> [Data for the task]
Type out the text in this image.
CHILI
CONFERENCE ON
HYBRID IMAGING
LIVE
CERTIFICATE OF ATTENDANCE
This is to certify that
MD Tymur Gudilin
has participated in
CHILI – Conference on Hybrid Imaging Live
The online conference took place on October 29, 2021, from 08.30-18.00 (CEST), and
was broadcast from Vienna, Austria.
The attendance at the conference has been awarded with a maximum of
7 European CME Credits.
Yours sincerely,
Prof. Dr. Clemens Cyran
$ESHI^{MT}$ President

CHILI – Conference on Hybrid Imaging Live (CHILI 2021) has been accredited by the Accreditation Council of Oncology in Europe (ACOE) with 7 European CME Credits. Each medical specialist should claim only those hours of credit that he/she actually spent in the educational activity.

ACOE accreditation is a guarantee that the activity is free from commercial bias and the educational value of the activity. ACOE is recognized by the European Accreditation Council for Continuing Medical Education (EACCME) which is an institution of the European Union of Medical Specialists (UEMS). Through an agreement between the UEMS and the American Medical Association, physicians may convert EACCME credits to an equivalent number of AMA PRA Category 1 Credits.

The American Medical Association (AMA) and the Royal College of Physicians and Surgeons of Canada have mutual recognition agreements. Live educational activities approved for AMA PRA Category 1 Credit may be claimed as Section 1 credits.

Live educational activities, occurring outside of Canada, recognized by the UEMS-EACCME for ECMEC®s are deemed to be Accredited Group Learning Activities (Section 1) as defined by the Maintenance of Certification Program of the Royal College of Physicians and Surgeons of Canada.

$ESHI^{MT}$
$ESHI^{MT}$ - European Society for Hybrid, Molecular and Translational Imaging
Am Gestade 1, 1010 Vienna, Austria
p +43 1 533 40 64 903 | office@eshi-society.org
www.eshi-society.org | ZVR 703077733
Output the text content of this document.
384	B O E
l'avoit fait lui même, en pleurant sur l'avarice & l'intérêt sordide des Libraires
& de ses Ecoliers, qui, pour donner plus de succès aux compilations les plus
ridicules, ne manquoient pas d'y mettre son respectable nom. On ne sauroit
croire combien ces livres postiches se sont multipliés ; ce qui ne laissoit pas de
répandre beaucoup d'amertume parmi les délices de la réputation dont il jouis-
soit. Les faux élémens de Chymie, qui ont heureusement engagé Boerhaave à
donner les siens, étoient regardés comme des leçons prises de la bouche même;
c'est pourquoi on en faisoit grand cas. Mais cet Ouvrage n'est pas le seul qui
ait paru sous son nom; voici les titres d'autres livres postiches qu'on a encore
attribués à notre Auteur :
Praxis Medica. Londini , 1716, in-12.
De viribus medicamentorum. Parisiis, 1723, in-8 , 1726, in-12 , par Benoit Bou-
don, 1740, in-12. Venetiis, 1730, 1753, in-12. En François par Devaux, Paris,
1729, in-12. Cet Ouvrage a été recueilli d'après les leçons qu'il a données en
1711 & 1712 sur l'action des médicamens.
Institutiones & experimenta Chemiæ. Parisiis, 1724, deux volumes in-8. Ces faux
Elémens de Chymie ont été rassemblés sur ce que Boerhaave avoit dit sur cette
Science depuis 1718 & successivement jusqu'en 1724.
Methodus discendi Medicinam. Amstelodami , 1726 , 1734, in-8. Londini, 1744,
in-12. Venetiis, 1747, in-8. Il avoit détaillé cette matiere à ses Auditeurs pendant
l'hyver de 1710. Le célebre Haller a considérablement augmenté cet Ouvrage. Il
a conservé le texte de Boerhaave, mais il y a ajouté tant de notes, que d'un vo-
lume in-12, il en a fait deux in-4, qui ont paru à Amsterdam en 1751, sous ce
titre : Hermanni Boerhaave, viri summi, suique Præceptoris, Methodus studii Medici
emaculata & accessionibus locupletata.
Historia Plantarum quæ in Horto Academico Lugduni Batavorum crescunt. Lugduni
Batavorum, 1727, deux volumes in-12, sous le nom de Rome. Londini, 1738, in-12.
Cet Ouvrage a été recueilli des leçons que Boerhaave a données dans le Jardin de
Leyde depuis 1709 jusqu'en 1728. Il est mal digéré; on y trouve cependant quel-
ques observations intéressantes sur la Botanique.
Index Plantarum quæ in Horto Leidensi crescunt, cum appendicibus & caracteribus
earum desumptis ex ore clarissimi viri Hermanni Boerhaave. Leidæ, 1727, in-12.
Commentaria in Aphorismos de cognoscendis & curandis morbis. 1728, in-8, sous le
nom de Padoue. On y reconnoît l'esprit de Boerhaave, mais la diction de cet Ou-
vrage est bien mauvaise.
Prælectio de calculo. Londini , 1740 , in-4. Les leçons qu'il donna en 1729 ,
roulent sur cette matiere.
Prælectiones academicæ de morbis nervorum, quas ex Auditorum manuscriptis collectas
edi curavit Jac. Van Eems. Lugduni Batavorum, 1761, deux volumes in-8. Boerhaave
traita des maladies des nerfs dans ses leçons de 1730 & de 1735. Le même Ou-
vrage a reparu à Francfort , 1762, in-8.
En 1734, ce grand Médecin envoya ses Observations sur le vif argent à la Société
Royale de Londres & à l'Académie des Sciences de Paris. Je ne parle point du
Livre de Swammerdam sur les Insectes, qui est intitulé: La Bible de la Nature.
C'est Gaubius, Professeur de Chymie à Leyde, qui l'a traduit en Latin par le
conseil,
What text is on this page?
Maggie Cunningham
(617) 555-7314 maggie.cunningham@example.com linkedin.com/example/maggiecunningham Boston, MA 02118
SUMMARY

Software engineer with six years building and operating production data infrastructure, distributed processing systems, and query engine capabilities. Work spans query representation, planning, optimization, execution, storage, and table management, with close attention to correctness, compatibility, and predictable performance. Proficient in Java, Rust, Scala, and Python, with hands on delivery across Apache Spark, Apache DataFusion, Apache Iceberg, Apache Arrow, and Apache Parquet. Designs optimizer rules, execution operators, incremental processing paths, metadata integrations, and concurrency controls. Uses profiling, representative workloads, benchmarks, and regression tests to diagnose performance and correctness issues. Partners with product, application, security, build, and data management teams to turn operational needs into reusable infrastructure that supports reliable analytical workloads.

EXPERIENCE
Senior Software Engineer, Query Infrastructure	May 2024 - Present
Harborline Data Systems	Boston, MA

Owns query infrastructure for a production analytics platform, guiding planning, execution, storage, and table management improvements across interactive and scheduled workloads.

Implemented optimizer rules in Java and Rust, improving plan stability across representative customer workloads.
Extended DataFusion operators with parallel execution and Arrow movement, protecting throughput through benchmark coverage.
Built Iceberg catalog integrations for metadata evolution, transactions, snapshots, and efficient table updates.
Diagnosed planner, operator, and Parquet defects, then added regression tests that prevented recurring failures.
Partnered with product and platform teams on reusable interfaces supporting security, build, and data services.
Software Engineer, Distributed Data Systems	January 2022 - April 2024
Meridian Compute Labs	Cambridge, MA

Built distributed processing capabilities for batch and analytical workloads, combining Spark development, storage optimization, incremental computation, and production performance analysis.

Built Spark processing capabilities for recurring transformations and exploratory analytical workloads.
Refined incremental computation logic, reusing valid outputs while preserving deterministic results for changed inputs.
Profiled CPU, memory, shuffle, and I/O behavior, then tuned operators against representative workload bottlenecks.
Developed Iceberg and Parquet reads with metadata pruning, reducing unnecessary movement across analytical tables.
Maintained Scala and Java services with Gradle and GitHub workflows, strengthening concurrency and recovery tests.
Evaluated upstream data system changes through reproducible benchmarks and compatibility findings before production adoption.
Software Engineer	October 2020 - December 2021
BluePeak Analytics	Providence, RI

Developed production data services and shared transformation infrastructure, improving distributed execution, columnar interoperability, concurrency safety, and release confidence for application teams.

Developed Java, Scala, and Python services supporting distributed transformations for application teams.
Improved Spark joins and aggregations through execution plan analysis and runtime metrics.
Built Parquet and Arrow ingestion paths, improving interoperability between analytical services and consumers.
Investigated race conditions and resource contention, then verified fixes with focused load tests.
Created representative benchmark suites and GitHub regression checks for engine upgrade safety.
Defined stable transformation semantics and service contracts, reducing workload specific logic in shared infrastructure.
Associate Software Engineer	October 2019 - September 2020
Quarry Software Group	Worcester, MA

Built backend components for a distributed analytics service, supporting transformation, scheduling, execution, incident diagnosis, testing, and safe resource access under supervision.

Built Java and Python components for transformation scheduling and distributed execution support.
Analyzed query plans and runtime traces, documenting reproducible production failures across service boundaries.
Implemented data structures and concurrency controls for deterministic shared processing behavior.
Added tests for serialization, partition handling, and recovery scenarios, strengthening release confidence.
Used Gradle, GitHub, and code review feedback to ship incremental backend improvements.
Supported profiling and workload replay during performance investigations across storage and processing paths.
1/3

> [Objective]
Search the records for the word "College". Copy every line that has it.

> [Expected output]
The American Medical Association (AMA) and the Royal College of Physicians and Surgeons of Canada have mutual recognition agreements. Live educational activities approved for AMA PRA Category 1 Credit may be claimed as Section 1 credits.
Live educational activities, occurring outside of Canada, recognized by the UEMS-EACCME for ECMEC®s are deemed to be Accredited Group Learning Activities (Section 1) as defined by the Maintenance of Certification Program of the Royal College of Physicians and Surgeons of Canada.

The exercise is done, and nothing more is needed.